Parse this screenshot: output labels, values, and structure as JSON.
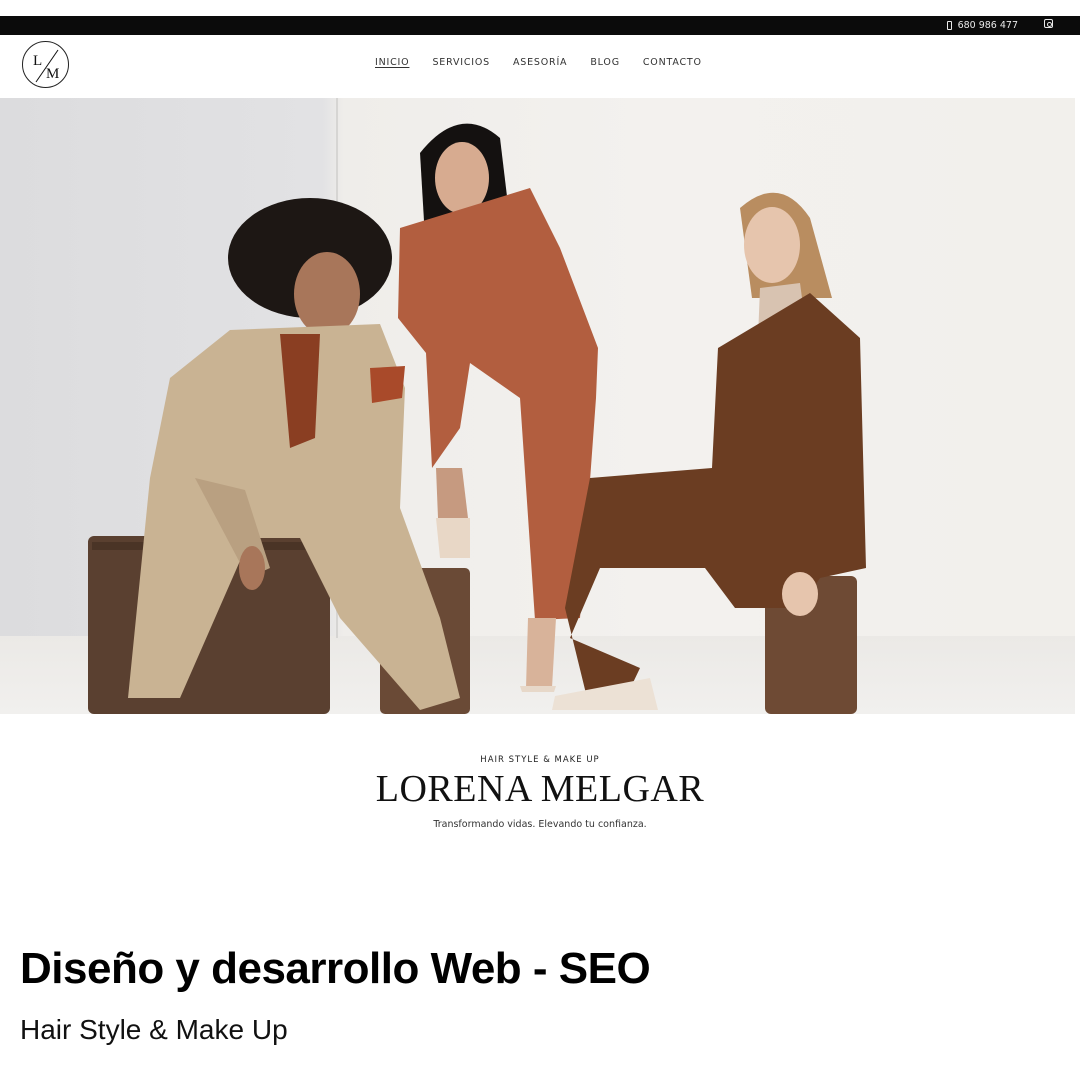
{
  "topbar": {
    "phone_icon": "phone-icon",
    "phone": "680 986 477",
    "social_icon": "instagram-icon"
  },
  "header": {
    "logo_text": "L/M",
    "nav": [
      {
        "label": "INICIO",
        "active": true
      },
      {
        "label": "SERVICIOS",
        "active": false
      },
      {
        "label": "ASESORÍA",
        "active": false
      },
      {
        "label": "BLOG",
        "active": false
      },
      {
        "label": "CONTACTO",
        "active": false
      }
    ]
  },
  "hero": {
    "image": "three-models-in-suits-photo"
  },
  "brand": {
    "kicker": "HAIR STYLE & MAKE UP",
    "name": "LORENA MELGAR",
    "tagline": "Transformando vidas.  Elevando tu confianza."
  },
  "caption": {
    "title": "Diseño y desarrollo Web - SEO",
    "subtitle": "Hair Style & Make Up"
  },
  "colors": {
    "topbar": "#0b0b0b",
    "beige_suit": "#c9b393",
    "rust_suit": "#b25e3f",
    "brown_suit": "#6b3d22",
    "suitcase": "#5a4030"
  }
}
◆ ◆ ◆ ◆
* EXERCISE TASK
Return the listing above unchanged, apart from dropping its pictures.

* SOLUTION TO THE EXERCISE
Parse this screenshot: output labels, values, and structure as JSON.
{
  "topbar": {
    "phone_icon": "phone-icon",
    "phone": "680 986 477",
    "social_icon": "instagram-icon"
  },
  "header": {
    "logo_text": "L/M",
    "nav": [
      {
        "label": "INICIO",
        "active": true
      },
      {
        "label": "SERVICIOS",
        "active": false
      },
      {
        "label": "ASESORÍA",
        "active": false
      },
      {
        "label": "BLOG",
        "active": false
      },
      {
        "label": "CONTACTO",
        "active": false
      }
    ]
  },
  "hero": {
    "image": "three-models-in-suits-photo"
  },
  "brand": {
    "kicker": "HAIR STYLE & MAKE UP",
    "name": "LORENA MELGAR",
    "tagline": "Transformando vidas.  Elevando tu confianza."
  },
  "caption": {
    "title": "Diseño y desarrollo Web - SEO",
    "subtitle": "Hair Style & Make Up"
  },
  "colors": {
    "topbar": "#0b0b0b",
    "beige_suit": "#c9b393",
    "rust_suit": "#b25e3f",
    "brown_suit": "#6b3d22",
    "suitcase": "#5a4030"
  }
}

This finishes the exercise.